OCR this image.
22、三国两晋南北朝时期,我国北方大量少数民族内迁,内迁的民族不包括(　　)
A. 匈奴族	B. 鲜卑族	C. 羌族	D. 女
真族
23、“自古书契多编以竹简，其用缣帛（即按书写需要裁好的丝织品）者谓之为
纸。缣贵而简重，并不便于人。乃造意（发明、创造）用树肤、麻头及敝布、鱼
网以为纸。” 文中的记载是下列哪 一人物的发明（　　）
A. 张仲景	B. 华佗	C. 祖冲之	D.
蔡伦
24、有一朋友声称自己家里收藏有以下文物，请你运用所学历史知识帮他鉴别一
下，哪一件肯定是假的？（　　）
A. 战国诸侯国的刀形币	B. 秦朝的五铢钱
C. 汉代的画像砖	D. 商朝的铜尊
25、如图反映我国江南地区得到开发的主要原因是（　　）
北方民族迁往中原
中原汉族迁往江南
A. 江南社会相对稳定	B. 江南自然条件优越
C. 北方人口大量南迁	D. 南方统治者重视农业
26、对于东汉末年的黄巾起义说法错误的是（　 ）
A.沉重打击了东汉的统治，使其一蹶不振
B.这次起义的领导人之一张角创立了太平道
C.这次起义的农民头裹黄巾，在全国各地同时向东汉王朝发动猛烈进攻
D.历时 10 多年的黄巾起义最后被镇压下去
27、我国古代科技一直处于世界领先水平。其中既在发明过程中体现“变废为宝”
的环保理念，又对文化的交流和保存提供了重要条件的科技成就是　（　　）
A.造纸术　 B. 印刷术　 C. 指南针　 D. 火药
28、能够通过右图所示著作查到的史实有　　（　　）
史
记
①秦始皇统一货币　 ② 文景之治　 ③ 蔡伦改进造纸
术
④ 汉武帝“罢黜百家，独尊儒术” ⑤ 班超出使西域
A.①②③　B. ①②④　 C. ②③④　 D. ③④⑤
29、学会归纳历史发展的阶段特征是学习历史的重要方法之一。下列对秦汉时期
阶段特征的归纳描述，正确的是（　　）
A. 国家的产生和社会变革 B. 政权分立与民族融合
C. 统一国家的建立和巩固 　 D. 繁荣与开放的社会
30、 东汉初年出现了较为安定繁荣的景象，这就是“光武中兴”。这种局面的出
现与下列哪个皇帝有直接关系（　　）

====

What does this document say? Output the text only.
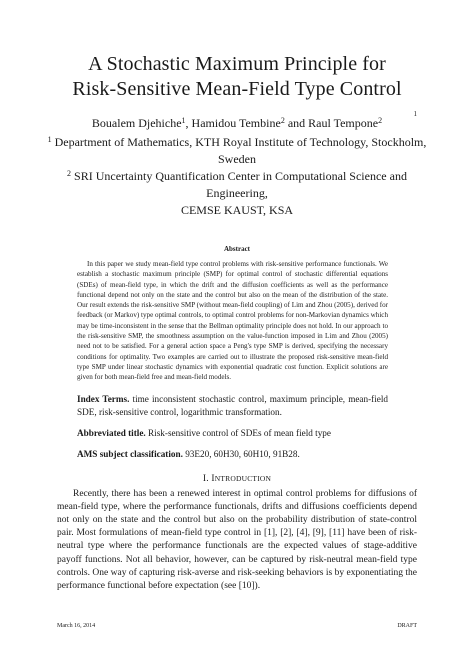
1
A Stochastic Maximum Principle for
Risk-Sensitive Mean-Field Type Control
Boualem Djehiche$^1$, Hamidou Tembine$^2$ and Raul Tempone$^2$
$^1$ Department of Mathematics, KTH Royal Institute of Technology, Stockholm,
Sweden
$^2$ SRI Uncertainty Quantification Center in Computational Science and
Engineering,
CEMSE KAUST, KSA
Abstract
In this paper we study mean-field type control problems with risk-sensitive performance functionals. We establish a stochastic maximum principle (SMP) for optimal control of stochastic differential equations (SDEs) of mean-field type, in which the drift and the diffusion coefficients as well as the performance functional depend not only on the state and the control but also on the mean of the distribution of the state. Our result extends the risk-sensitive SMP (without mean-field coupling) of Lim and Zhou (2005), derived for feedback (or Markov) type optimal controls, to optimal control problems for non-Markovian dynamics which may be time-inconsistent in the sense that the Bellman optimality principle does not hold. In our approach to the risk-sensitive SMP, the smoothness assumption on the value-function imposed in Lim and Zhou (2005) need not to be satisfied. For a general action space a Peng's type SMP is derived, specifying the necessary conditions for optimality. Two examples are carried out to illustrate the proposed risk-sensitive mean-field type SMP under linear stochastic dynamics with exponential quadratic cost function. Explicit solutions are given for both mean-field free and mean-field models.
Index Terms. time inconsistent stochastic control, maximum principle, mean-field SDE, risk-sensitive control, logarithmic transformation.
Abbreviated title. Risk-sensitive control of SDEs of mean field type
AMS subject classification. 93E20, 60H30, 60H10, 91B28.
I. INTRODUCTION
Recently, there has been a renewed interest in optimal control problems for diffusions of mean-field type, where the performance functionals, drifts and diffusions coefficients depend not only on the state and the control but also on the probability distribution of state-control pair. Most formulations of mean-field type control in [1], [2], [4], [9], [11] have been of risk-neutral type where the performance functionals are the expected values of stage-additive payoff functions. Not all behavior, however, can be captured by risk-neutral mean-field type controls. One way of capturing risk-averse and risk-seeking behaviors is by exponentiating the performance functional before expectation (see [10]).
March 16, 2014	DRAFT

====

* To do *
Pull out all lines from the listing that contain the string "SDEs".

* In response *
In this paper we study mean-field type control problems with risk-sensitive performance functionals. We establish a stochastic maximum principle (SMP) for optimal control of stochastic differential equations (SDEs) of mean-field type, in which the drift and the diffusion coefficients as well as the performance functional depend not only on the state and the control but also on the mean of the distribution of the state. Our result extends the risk-sensitive SMP (without mean-field coupling) of Lim and Zhou (2005), derived for feedback (or Markov) type optimal controls, to optimal control problems for non-Markovian dynamics which may be time-inconsistent in the sense that the Bellman optimality principle does not hold. In our approach to the risk-sensitive SMP, the smoothness assumption on the value-function imposed in Lim and Zhou (2005) need not to be satisfied. For a general action space a Peng's type SMP is derived, specifying the necessary conditions for optimality. Two examples are carried out to illustrate the proposed risk-sensitive mean-field type SMP under linear stochastic dynamics with exponential quadratic cost function. Explicit solutions are given for both mean-field free and mean-field models.
Abbreviated title. Risk-sensitive control of SDEs of mean field type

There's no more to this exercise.